**YOUR ASSIGNMENT:** Transcribe the lines below verbatim, skipping the images.
Segment Open
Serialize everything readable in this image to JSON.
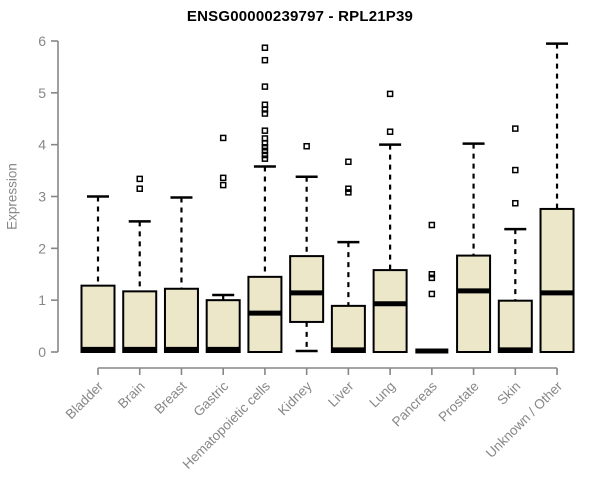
{
  "chart_data": {
    "type": "boxplot",
    "title": "ENSG00000239797 - RPL21P39",
    "xlabel": "",
    "ylabel": "Expression",
    "ylim": [
      0,
      6
    ],
    "yticks": [
      0,
      1,
      2,
      3,
      4,
      5,
      6
    ],
    "grid": false,
    "legend": null,
    "categories": [
      "Bladder",
      "Brain",
      "Breast",
      "Gastric",
      "Hematopoietic cells",
      "Kidney",
      "Liver",
      "Lung",
      "Pancreas",
      "Prostate",
      "Skin",
      "Unknown / Other"
    ],
    "series": [
      {
        "category": "Bladder",
        "whisker_low": 0,
        "q1": 0,
        "median": 0.05,
        "q3": 1.28,
        "whisker_high": 3.0,
        "outliers": []
      },
      {
        "category": "Brain",
        "whisker_low": 0,
        "q1": 0,
        "median": 0.05,
        "q3": 1.17,
        "whisker_high": 2.52,
        "outliers": [
          3.34,
          3.15
        ]
      },
      {
        "category": "Breast",
        "whisker_low": 0,
        "q1": 0,
        "median": 0.05,
        "q3": 1.22,
        "whisker_high": 2.98,
        "outliers": []
      },
      {
        "category": "Gastric",
        "whisker_low": 0,
        "q1": 0,
        "median": 0.05,
        "q3": 1.0,
        "whisker_high": 1.1,
        "outliers": [
          4.13,
          3.36,
          3.22
        ]
      },
      {
        "category": "Hematopoietic cells",
        "whisker_low": 0,
        "q1": 0,
        "median": 0.75,
        "q3": 1.45,
        "whisker_high": 3.58,
        "outliers": [
          5.87,
          5.63,
          5.12,
          4.77,
          4.68,
          4.6,
          4.27,
          4.12,
          4.03,
          3.95,
          3.88,
          3.8,
          3.73
        ]
      },
      {
        "category": "Kidney",
        "whisker_low": 0.02,
        "q1": 0.58,
        "median": 1.14,
        "q3": 1.85,
        "whisker_high": 3.38,
        "outliers": [
          3.97
        ]
      },
      {
        "category": "Liver",
        "whisker_low": 0,
        "q1": 0,
        "median": 0.04,
        "q3": 0.89,
        "whisker_high": 2.12,
        "outliers": [
          3.67,
          3.15,
          3.08
        ]
      },
      {
        "category": "Lung",
        "whisker_low": 0,
        "q1": 0,
        "median": 0.93,
        "q3": 1.58,
        "whisker_high": 4.0,
        "outliers": [
          4.98,
          4.25
        ]
      },
      {
        "category": "Pancreas",
        "whisker_low": 0.02,
        "q1": 0.02,
        "median": 0.02,
        "q3": 0.02,
        "whisker_high": 0.02,
        "outliers": [
          2.45,
          1.5,
          1.43,
          1.12
        ]
      },
      {
        "category": "Prostate",
        "whisker_low": 0,
        "q1": 0,
        "median": 1.18,
        "q3": 1.86,
        "whisker_high": 4.02,
        "outliers": []
      },
      {
        "category": "Skin",
        "whisker_low": 0,
        "q1": 0,
        "median": 0.04,
        "q3": 0.99,
        "whisker_high": 2.37,
        "outliers": [
          4.31,
          3.51,
          2.87
        ]
      },
      {
        "category": "Unknown / Other",
        "whisker_low": 0,
        "q1": 0,
        "median": 1.14,
        "q3": 2.76,
        "whisker_high": 5.95,
        "outliers": []
      }
    ],
    "colors": {
      "box_fill": "#EDE7C9",
      "box_border": "#000000",
      "median": "#000000",
      "whisker": "#000000",
      "outlier": "#000000",
      "axis": "#878787",
      "tick_label": "#878787",
      "title": "#000000"
    }
  }
}
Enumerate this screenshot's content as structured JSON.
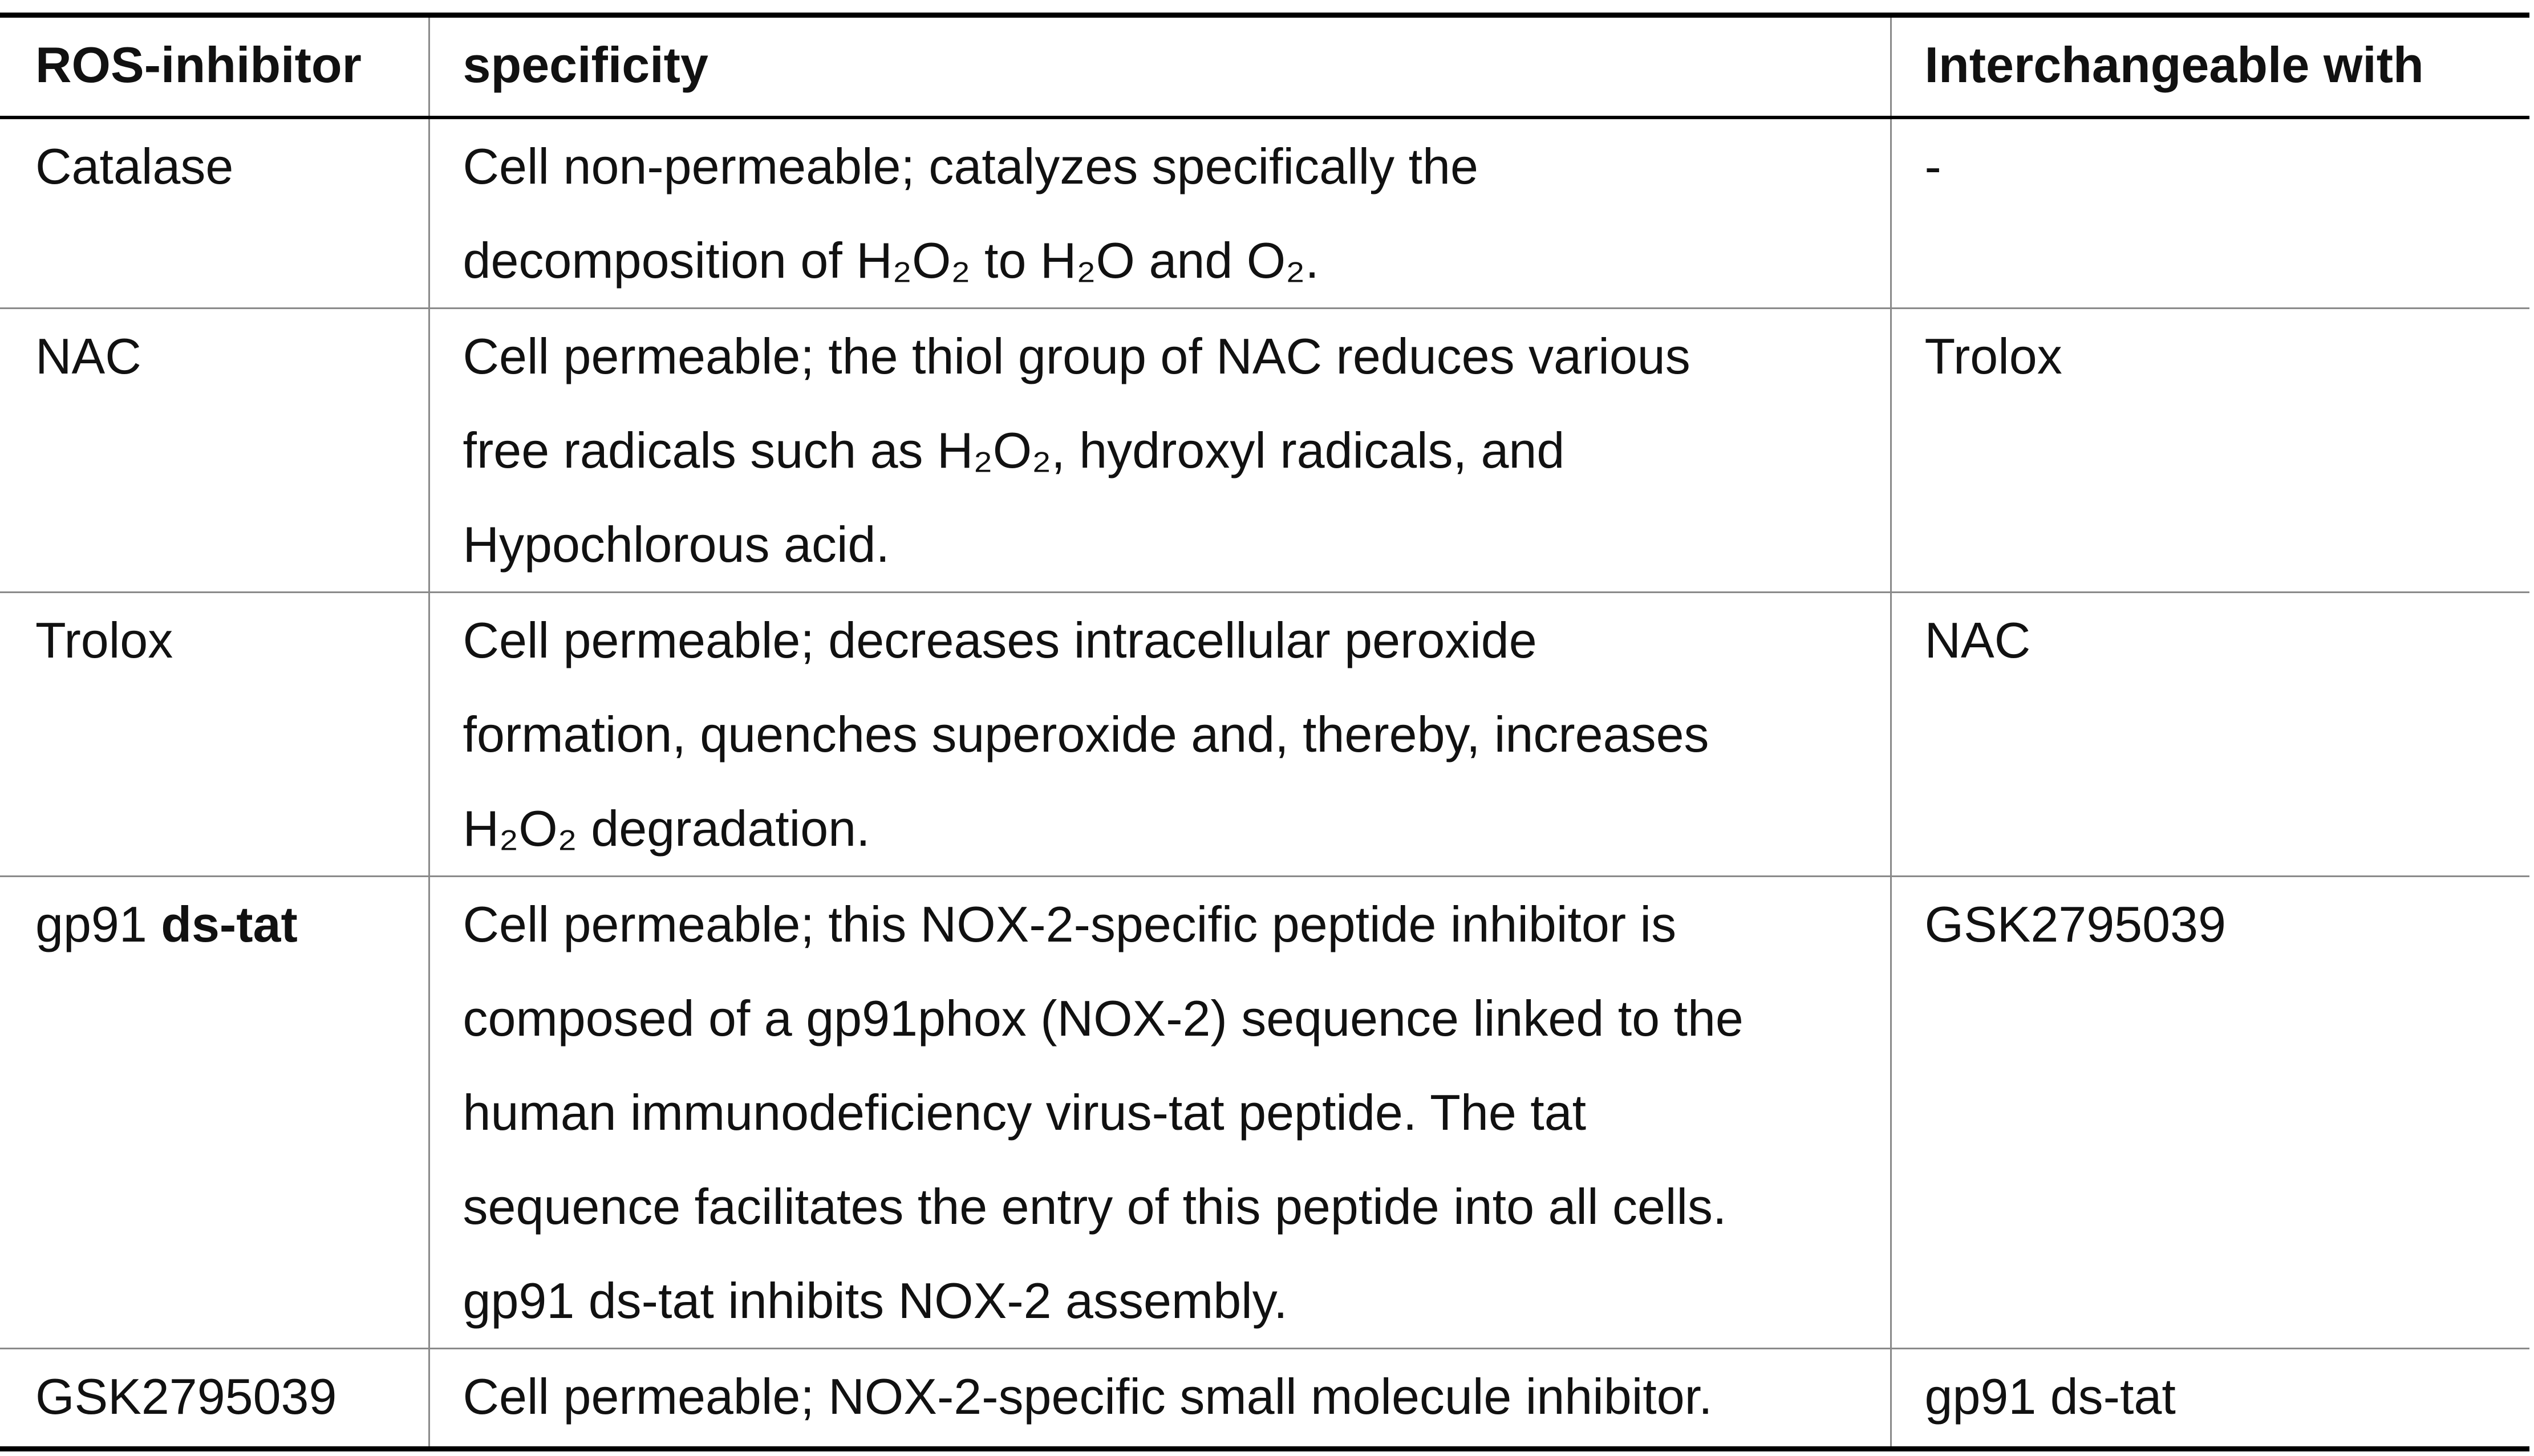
Segment Closed
**RESPONSE AREA:**
Serialize everything readable in this image to JSON.
{
  "chart_data": {
    "type": "boxplot",
    "title": "ENSG00000239797 - RPL21P39",
    "xlabel": "",
    "ylabel": "Expression",
    "ylim": [
      0,
      6
    ],
    "yticks": [
      0,
      1,
      2,
      3,
      4,
      5,
      6
    ],
    "grid": false,
    "legend": null,
    "categories": [
      "Bladder",
      "Brain",
      "Breast",
      "Gastric",
      "Hematopoietic cells",
      "Kidney",
      "Liver",
      "Lung",
      "Pancreas",
      "Prostate",
      "Skin",
      "Unknown / Other"
    ],
    "series": [
      {
        "category": "Bladder",
        "whisker_low": 0,
        "q1": 0,
        "median": 0.05,
        "q3": 1.28,
        "whisker_high": 3.0,
        "outliers": []
      },
      {
        "category": "Brain",
        "whisker_low": 0,
        "q1": 0,
        "median": 0.05,
        "q3": 1.17,
        "whisker_high": 2.52,
        "outliers": [
          3.34,
          3.15
        ]
      },
      {
        "category": "Breast",
        "whisker_low": 0,
        "q1": 0,
        "median": 0.05,
        "q3": 1.22,
        "whisker_high": 2.98,
        "outliers": []
      },
      {
        "category": "Gastric",
        "whisker_low": 0,
        "q1": 0,
        "median": 0.05,
        "q3": 1.0,
        "whisker_high": 1.1,
        "outliers": [
          4.13,
          3.36,
          3.22
        ]
      },
      {
        "category": "Hematopoietic cells",
        "whisker_low": 0,
        "q1": 0,
        "median": 0.75,
        "q3": 1.45,
        "whisker_high": 3.58,
        "outliers": [
          5.87,
          5.63,
          5.12,
          4.77,
          4.68,
          4.6,
          4.27,
          4.12,
          4.03,
          3.95,
          3.88,
          3.8,
          3.73
        ]
      },
      {
        "category": "Kidney",
        "whisker_low": 0.02,
        "q1": 0.58,
        "median": 1.14,
        "q3": 1.85,
        "whisker_high": 3.38,
        "outliers": [
          3.97
        ]
      },
      {
        "category": "Liver",
        "whisker_low": 0,
        "q1": 0,
        "median": 0.04,
        "q3": 0.89,
        "whisker_high": 2.12,
        "outliers": [
          3.67,
          3.15,
          3.08
        ]
      },
      {
        "category": "Lung",
        "whisker_low": 0,
        "q1": 0,
        "median": 0.93,
        "q3": 1.58,
        "whisker_high": 4.0,
        "outliers": [
          4.98,
          4.25
        ]
      },
      {
        "category": "Pancreas",
        "whisker_low": 0.02,
        "q1": 0.02,
        "median": 0.02,
        "q3": 0.02,
        "whisker_high": 0.02,
        "outliers": [
          2.45,
          1.5,
          1.43,
          1.12
        ]
      },
      {
        "category": "Prostate",
        "whisker_low": 0,
        "q1": 0,
        "median": 1.18,
        "q3": 1.86,
        "whisker_high": 4.02,
        "outliers": []
      },
      {
        "category": "Skin",
        "whisker_low": 0,
        "q1": 0,
        "median": 0.04,
        "q3": 0.99,
        "whisker_high": 2.37,
        "outliers": [
          4.31,
          3.51,
          2.87
        ]
      },
      {
        "category": "Unknown / Other",
        "whisker_low": 0,
        "q1": 0,
        "median": 1.14,
        "q3": 2.76,
        "whisker_high": 5.95,
        "outliers": []
      }
    ],
    "colors": {
      "box_fill": "#EDE7C9",
      "box_border": "#000000",
      "median": "#000000",
      "whisker": "#000000",
      "outlier": "#000000",
      "axis": "#878787",
      "tick_label": "#878787",
      "title": "#000000"
    }
  }
}
Enumerate this screenshot's content as structured JSON.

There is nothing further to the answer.